Dataset excerpt

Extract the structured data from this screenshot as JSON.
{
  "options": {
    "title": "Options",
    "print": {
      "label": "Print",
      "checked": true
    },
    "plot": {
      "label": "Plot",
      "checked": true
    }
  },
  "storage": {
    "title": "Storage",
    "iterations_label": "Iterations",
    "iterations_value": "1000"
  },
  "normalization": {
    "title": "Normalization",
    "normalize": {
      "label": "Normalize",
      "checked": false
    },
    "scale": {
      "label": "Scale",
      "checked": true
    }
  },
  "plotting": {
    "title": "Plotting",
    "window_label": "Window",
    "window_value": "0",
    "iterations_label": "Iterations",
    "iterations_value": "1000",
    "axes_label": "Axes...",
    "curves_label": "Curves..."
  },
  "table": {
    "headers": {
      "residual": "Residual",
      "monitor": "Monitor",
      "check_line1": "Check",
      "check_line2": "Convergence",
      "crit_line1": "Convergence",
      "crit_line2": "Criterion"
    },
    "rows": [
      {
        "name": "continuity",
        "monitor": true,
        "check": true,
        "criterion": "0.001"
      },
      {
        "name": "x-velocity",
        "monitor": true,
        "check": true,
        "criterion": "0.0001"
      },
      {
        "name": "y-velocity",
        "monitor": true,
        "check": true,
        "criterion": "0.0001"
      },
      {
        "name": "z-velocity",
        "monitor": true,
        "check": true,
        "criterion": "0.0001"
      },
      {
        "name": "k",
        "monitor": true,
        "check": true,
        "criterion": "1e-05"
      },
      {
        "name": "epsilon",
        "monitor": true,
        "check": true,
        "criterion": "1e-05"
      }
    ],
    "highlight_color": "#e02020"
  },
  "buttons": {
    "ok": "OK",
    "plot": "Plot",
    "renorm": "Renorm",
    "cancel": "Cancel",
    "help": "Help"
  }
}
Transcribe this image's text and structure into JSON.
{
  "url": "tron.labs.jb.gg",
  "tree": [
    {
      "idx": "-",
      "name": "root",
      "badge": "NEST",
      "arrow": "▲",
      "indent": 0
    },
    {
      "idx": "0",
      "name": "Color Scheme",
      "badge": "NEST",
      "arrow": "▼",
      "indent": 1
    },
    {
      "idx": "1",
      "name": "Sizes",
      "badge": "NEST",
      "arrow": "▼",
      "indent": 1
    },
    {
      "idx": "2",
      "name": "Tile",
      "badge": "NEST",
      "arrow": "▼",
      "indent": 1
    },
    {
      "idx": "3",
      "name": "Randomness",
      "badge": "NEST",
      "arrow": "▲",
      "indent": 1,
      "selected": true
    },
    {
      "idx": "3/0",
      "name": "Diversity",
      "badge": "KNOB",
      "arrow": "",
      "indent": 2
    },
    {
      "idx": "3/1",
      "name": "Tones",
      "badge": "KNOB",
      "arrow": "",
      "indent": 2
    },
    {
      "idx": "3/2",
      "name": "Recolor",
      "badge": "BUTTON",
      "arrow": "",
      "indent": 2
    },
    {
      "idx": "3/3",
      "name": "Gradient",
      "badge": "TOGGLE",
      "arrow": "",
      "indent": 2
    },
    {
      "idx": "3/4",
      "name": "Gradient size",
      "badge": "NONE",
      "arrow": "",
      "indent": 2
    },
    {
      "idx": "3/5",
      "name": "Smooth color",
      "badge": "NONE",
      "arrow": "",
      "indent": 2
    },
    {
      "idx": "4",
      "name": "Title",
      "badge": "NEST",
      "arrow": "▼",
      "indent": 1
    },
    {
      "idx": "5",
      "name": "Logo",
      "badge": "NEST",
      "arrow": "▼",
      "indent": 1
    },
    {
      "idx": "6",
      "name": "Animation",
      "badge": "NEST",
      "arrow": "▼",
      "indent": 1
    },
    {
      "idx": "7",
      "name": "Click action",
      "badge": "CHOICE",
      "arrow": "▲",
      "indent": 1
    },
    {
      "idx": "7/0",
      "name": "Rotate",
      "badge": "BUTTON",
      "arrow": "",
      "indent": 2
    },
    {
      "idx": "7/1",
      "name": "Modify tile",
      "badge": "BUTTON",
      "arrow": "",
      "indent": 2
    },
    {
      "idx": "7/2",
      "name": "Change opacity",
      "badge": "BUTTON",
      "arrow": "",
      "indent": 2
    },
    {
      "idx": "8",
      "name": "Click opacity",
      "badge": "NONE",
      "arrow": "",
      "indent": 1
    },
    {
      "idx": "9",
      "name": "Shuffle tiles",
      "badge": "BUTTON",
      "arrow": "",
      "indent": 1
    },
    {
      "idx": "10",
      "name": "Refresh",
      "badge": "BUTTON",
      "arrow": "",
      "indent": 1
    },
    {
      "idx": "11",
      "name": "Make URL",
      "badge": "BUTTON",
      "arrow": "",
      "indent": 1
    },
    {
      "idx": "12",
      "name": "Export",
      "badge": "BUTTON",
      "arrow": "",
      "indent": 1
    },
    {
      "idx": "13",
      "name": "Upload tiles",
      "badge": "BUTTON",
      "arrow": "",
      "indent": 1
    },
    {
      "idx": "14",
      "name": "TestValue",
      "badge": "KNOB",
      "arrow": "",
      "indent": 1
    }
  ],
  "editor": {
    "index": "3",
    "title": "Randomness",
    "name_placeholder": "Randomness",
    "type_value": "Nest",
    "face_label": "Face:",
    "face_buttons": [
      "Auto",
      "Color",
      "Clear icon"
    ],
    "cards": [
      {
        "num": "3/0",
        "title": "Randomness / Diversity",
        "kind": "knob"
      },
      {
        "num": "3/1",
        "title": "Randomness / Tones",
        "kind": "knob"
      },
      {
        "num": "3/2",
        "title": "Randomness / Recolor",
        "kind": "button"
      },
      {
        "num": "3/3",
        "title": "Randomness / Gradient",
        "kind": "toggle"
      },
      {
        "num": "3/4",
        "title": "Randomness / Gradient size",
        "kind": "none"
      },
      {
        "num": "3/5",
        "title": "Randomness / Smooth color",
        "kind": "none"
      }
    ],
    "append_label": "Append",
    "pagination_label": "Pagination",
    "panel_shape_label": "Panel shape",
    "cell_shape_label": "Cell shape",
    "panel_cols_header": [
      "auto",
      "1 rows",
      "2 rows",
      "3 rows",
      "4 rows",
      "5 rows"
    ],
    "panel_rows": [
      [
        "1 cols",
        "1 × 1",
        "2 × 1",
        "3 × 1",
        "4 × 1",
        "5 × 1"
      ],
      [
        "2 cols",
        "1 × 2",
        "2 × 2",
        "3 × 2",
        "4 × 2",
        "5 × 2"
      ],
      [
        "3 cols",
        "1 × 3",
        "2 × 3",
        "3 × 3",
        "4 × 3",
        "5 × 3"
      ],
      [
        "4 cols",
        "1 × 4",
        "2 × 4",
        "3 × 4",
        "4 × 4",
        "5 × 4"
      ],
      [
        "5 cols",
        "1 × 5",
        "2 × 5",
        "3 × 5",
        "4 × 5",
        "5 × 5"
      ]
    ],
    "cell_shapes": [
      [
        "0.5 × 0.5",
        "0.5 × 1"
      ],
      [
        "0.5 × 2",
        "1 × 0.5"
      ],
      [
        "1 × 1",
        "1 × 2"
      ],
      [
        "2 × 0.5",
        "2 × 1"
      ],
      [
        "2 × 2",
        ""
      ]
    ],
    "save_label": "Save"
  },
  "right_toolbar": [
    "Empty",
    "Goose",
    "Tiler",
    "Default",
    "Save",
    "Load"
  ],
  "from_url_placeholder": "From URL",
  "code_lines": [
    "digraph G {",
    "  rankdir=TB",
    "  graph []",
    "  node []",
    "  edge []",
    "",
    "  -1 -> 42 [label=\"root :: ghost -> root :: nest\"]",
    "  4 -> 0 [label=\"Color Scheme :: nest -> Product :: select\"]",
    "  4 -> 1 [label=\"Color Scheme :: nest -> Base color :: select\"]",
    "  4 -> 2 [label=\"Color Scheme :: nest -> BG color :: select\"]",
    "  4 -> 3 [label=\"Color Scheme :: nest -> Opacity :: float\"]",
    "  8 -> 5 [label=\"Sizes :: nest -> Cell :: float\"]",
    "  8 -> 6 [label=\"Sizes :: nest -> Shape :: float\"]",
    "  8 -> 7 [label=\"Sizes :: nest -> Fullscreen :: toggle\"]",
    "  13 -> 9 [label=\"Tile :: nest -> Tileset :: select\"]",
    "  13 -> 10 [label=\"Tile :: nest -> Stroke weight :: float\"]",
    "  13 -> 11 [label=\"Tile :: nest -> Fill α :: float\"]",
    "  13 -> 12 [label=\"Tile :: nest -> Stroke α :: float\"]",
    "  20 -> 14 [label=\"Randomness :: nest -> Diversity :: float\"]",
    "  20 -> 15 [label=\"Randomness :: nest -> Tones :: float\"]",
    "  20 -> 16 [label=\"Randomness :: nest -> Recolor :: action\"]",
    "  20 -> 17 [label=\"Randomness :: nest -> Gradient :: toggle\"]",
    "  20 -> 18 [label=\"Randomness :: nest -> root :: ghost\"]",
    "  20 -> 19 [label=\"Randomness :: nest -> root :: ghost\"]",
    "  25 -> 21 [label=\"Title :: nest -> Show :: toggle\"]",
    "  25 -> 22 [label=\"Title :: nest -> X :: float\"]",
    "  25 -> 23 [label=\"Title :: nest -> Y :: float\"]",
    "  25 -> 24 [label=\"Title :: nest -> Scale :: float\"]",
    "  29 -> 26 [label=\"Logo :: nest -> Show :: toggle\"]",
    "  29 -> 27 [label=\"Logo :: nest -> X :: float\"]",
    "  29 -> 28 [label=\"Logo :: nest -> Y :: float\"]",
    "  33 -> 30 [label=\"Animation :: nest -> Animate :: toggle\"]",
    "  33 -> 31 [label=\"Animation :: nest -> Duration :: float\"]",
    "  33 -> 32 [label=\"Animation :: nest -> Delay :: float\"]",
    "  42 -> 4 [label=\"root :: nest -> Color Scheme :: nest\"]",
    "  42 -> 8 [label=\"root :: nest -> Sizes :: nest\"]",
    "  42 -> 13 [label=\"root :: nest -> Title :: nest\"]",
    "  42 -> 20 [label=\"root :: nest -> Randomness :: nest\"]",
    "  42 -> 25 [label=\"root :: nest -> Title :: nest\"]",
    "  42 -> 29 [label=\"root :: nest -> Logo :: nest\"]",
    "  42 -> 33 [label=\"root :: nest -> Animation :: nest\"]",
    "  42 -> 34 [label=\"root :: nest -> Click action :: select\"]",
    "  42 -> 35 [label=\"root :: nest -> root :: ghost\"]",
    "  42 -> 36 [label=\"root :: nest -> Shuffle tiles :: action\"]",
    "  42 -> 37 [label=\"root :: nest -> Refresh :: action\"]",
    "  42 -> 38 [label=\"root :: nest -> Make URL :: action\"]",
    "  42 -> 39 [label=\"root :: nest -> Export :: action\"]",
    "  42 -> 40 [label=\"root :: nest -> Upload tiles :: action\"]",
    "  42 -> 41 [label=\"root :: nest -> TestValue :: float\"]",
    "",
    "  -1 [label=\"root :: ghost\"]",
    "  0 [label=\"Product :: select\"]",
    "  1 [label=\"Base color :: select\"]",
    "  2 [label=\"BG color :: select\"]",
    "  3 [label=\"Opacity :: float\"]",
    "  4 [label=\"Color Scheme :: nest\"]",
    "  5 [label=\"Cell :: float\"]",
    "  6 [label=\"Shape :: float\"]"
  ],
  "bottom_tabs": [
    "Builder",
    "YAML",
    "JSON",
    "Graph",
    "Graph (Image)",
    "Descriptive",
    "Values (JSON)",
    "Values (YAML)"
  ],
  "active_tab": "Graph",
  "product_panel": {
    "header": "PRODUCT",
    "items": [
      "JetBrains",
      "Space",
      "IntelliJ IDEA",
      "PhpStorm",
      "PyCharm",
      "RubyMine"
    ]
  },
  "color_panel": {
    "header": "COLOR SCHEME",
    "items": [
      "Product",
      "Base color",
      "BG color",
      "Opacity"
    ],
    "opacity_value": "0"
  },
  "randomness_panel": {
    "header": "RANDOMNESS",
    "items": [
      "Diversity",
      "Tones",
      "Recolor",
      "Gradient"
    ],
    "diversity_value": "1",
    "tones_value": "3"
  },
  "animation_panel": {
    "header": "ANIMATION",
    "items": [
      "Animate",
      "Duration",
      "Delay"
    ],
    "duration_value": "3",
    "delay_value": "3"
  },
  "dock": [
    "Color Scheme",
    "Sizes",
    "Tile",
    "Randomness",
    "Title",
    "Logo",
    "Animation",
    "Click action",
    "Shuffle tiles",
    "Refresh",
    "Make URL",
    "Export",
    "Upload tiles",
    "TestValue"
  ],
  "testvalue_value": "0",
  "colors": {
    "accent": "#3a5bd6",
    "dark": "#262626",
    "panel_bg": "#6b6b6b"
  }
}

▶ _Work required_
Locate the lines above that contain "Logo" and copy them.

▶ _Answer_
      "name": "Logo",
    "  29 -> 26 [label=\"Logo :: nest -> Show :: toggle\"]",
    "  29 -> 27 [label=\"Logo :: nest -> X :: float\"]",
    "  29 -> 28 [label=\"Logo :: nest -> Y :: float\"]",
    "  42 -> 29 [label=\"root :: nest -> Logo :: nest\"]",
    "Logo",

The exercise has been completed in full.